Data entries
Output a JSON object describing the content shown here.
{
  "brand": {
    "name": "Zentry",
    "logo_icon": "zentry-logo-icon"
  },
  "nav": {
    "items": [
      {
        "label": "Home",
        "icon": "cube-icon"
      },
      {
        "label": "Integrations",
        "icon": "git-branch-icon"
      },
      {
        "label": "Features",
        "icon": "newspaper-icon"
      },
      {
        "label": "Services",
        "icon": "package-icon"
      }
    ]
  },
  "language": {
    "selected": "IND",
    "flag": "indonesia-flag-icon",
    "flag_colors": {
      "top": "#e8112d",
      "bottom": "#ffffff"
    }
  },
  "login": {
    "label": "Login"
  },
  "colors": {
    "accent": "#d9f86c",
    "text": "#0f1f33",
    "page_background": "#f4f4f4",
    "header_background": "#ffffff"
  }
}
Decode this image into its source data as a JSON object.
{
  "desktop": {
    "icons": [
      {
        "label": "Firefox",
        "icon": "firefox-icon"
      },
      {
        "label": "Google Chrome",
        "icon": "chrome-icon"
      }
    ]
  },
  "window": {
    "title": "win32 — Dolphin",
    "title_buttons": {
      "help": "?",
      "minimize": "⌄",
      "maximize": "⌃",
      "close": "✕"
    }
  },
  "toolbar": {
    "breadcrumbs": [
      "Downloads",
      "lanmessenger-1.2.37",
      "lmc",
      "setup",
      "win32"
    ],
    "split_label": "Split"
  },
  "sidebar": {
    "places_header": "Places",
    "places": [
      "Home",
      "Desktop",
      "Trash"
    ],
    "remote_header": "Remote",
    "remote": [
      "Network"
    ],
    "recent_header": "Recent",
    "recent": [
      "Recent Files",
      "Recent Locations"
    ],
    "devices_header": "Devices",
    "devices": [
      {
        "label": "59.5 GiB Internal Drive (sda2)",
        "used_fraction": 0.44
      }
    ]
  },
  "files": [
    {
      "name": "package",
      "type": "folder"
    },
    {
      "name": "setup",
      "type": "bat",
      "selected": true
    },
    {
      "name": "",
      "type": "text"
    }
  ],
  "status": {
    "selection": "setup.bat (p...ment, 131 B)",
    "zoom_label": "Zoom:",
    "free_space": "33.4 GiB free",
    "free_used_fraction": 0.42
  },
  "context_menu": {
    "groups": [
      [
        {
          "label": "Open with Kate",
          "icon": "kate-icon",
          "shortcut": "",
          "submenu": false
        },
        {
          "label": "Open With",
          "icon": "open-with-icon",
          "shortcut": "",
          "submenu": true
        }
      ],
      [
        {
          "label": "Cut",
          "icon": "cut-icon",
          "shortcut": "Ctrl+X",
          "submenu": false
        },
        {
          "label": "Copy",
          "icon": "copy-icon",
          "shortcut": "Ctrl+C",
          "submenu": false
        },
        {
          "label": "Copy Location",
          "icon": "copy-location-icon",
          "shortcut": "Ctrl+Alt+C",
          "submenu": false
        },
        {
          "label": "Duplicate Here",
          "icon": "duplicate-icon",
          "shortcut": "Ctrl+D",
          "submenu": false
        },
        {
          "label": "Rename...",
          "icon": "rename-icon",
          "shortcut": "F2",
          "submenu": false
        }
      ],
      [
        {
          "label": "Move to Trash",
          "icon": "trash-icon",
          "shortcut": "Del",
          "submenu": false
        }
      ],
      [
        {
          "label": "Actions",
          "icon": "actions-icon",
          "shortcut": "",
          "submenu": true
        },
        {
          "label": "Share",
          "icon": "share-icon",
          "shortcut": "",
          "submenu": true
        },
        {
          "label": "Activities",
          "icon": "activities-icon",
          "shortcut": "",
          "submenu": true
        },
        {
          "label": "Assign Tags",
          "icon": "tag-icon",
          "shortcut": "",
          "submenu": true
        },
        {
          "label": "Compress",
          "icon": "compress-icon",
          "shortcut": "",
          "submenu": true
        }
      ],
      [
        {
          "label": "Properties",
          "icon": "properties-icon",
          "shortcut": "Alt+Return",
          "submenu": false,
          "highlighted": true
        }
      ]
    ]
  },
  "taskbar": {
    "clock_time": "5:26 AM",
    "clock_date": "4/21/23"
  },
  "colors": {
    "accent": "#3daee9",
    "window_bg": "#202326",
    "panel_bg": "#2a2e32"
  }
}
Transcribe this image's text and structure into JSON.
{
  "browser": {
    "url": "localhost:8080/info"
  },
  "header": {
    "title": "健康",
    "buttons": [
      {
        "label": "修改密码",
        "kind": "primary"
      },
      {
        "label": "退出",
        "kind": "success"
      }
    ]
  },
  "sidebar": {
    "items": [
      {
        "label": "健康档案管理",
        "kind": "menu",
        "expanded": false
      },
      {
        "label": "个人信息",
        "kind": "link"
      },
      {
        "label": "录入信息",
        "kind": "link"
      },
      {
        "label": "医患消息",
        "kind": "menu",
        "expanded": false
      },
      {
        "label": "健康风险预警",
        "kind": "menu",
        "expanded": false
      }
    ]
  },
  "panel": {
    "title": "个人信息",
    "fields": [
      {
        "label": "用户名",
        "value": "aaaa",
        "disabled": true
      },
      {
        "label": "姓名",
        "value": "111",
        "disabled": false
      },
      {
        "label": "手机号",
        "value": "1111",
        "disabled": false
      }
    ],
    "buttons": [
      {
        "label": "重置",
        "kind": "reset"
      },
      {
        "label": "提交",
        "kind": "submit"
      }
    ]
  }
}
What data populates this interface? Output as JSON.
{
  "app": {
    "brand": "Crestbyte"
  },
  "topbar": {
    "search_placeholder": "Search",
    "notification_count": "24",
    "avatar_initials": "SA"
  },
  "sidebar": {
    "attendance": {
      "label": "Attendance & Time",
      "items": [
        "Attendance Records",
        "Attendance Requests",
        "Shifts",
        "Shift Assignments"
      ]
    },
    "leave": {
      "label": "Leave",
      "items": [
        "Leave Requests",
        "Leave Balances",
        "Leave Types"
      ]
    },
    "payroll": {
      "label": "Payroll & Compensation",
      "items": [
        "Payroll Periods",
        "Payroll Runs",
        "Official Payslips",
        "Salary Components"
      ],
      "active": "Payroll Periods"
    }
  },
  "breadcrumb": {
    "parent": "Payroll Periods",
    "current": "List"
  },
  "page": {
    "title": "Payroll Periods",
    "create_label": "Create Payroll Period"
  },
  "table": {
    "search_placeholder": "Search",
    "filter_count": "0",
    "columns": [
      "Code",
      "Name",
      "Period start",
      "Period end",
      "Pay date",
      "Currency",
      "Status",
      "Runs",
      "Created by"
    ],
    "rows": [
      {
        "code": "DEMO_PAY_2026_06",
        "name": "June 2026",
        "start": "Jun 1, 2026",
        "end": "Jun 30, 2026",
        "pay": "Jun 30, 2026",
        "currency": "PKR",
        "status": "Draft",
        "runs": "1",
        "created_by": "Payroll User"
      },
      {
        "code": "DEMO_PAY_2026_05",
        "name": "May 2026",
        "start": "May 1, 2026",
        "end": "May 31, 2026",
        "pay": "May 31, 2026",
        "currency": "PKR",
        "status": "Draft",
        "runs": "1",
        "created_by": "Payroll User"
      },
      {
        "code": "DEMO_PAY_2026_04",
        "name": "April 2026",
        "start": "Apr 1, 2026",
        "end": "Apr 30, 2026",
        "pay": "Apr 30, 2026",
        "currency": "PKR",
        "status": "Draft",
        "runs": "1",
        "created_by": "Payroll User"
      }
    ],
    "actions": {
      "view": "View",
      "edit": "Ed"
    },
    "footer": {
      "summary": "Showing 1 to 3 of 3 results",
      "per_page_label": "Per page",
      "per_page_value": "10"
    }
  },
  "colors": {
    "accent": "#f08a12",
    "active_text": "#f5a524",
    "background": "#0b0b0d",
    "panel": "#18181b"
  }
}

YOUR INSTRUCTIONS:
Reproduce the entries above exactly.

EXERCISE ANSWER:
Output a JSON object describing the content shown here.
{
  "brand": {
    "name": "Zentry",
    "logo_icon": "zentry-logo-icon"
  },
  "nav": {
    "items": [
      {
        "label": "Home",
        "icon": "cube-icon"
      },
      {
        "label": "Integrations",
        "icon": "git-branch-icon"
      },
      {
        "label": "Features",
        "icon": "newspaper-icon"
      },
      {
        "label": "Services",
        "icon": "package-icon"
      }
    ]
  },
  "language": {
    "selected": "IND",
    "flag": "indonesia-flag-icon",
    "flag_colors": {
      "top": "#e8112d",
      "bottom": "#ffffff"
    }
  },
  "login": {
    "label": "Login"
  },
  "colors": {
    "accent": "#d9f86c",
    "text": "#0f1f33",
    "page_background": "#f4f4f4",
    "header_background": "#ffffff"
  }
}
Decode this image into its source data as a JSON object.
{
  "desktop": {
    "icons": [
      {
        "label": "Firefox",
        "icon": "firefox-icon"
      },
      {
        "label": "Google Chrome",
        "icon": "chrome-icon"
      }
    ]
  },
  "window": {
    "title": "win32 — Dolphin",
    "title_buttons": {
      "help": "?",
      "minimize": "⌄",
      "maximize": "⌃",
      "close": "✕"
    }
  },
  "toolbar": {
    "breadcrumbs": [
      "Downloads",
      "lanmessenger-1.2.37",
      "lmc",
      "setup",
      "win32"
    ],
    "split_label": "Split"
  },
  "sidebar": {
    "places_header": "Places",
    "places": [
      "Home",
      "Desktop",
      "Trash"
    ],
    "remote_header": "Remote",
    "remote": [
      "Network"
    ],
    "recent_header": "Recent",
    "recent": [
      "Recent Files",
      "Recent Locations"
    ],
    "devices_header": "Devices",
    "devices": [
      {
        "label": "59.5 GiB Internal Drive (sda2)",
        "used_fraction": 0.44
      }
    ]
  },
  "files": [
    {
      "name": "package",
      "type": "folder"
    },
    {
      "name": "setup",
      "type": "bat",
      "selected": true
    },
    {
      "name": "",
      "type": "text"
    }
  ],
  "status": {
    "selection": "setup.bat (p...ment, 131 B)",
    "zoom_label": "Zoom:",
    "free_space": "33.4 GiB free",
    "free_used_fraction": 0.42
  },
  "context_menu": {
    "groups": [
      [
        {
          "label": "Open with Kate",
          "icon": "kate-icon",
          "shortcut": "",
          "submenu": false
        },
        {
          "label": "Open With",
          "icon": "open-with-icon",
          "shortcut": "",
          "submenu": true
        }
      ],
      [
        {
          "label": "Cut",
          "icon": "cut-icon",
          "shortcut": "Ctrl+X",
          "submenu": false
        },
        {
          "label": "Copy",
          "icon": "copy-icon",
          "shortcut": "Ctrl+C",
          "submenu": false
        },
        {
          "label": "Copy Location",
          "icon": "copy-location-icon",
          "shortcut": "Ctrl+Alt+C",
          "submenu": false
        },
        {
          "label": "Duplicate Here",
          "icon": "duplicate-icon",
          "shortcut": "Ctrl+D",
          "submenu": false
        },
        {
          "label": "Rename...",
          "icon": "rename-icon",
          "shortcut": "F2",
          "submenu": false
        }
      ],
      [
        {
          "label": "Move to Trash",
          "icon": "trash-icon",
          "shortcut": "Del",
          "submenu": false
        }
      ],
      [
        {
          "label": "Actions",
          "icon": "actions-icon",
          "shortcut": "",
          "submenu": true
        },
        {
          "label": "Share",
          "icon": "share-icon",
          "shortcut": "",
          "submenu": true
        },
        {
          "label": "Activities",
          "icon": "activities-icon",
          "shortcut": "",
          "submenu": true
        },
        {
          "label": "Assign Tags",
          "icon": "tag-icon",
          "shortcut": "",
          "submenu": true
        },
        {
          "label": "Compress",
          "icon": "compress-icon",
          "shortcut": "",
          "submenu": true
        }
      ],
      [
        {
          "label": "Properties",
          "icon": "properties-icon",
          "shortcut": "Alt+Return",
          "submenu": false,
          "highlighted": true
        }
      ]
    ]
  },
  "taskbar": {
    "clock_time": "5:26 AM",
    "clock_date": "4/21/23"
  },
  "colors": {
    "accent": "#3daee9",
    "window_bg": "#202326",
    "panel_bg": "#2a2e32"
  }
}
Transcribe this image's text and structure into JSON.
{
  "browser": {
    "url": "localhost:8080/info"
  },
  "header": {
    "title": "健康",
    "buttons": [
      {
        "label": "修改密码",
        "kind": "primary"
      },
      {
        "label": "退出",
        "kind": "success"
      }
    ]
  },
  "sidebar": {
    "items": [
      {
        "label": "健康档案管理",
        "kind": "menu",
        "expanded": false
      },
      {
        "label": "个人信息",
        "kind": "link"
      },
      {
        "label": "录入信息",
        "kind": "link"
      },
      {
        "label": "医患消息",
        "kind": "menu",
        "expanded": false
      },
      {
        "label": "健康风险预警",
        "kind": "menu",
        "expanded": false
      }
    ]
  },
  "panel": {
    "title": "个人信息",
    "fields": [
      {
        "label": "用户名",
        "value": "aaaa",
        "disabled": true
      },
      {
        "label": "姓名",
        "value": "111",
        "disabled": false
      },
      {
        "label": "手机号",
        "value": "1111",
        "disabled": false
      }
    ],
    "buttons": [
      {
        "label": "重置",
        "kind": "reset"
      },
      {
        "label": "提交",
        "kind": "submit"
      }
    ]
  }
}
What data populates this interface? Output as JSON.
{
  "app": {
    "brand": "Crestbyte"
  },
  "topbar": {
    "search_placeholder": "Search",
    "notification_count": "24",
    "avatar_initials": "SA"
  },
  "sidebar": {
    "attendance": {
      "label": "Attendance & Time",
      "items": [
        "Attendance Records",
        "Attendance Requests",
        "Shifts",
        "Shift Assignments"
      ]
    },
    "leave": {
      "label": "Leave",
      "items": [
        "Leave Requests",
        "Leave Balances",
        "Leave Types"
      ]
    },
    "payroll": {
      "label": "Payroll & Compensation",
      "items": [
        "Payroll Periods",
        "Payroll Runs",
        "Official Payslips",
        "Salary Components"
      ],
      "active": "Payroll Periods"
    }
  },
  "breadcrumb": {
    "parent": "Payroll Periods",
    "current": "List"
  },
  "page": {
    "title": "Payroll Periods",
    "create_label": "Create Payroll Period"
  },
  "table": {
    "search_placeholder": "Search",
    "filter_count": "0",
    "columns": [
      "Code",
      "Name",
      "Period start",
      "Period end",
      "Pay date",
      "Currency",
      "Status",
      "Runs",
      "Created by"
    ],
    "rows": [
      {
        "code": "DEMO_PAY_2026_06",
        "name": "June 2026",
        "start": "Jun 1, 2026",
        "end": "Jun 30, 2026",
        "pay": "Jun 30, 2026",
        "currency": "PKR",
        "status": "Draft",
        "runs": "1",
        "created_by": "Payroll User"
      },
      {
        "code": "DEMO_PAY_2026_05",
        "name": "May 2026",
        "start": "May 1, 2026",
        "end": "May 31, 2026",
        "pay": "May 31, 2026",
        "currency": "PKR",
        "status": "Draft",
        "runs": "1",
        "created_by": "Payroll User"
      },
      {
        "code": "DEMO_PAY_2026_04",
        "name": "April 2026",
        "start": "Apr 1, 2026",
        "end": "Apr 30, 2026",
        "pay": "Apr 30, 2026",
        "currency": "PKR",
        "status": "Draft",
        "runs": "1",
        "created_by": "Payroll User"
      }
    ],
    "actions": {
      "view": "View",
      "edit": "Ed"
    },
    "footer": {
      "summary": "Showing 1 to 3 of 3 results",
      "per_page_label": "Per page",
      "per_page_value": "10"
    }
  },
  "colors": {
    "accent": "#f08a12",
    "active_text": "#f5a524",
    "background": "#0b0b0d",
    "panel": "#18181b"
  }
}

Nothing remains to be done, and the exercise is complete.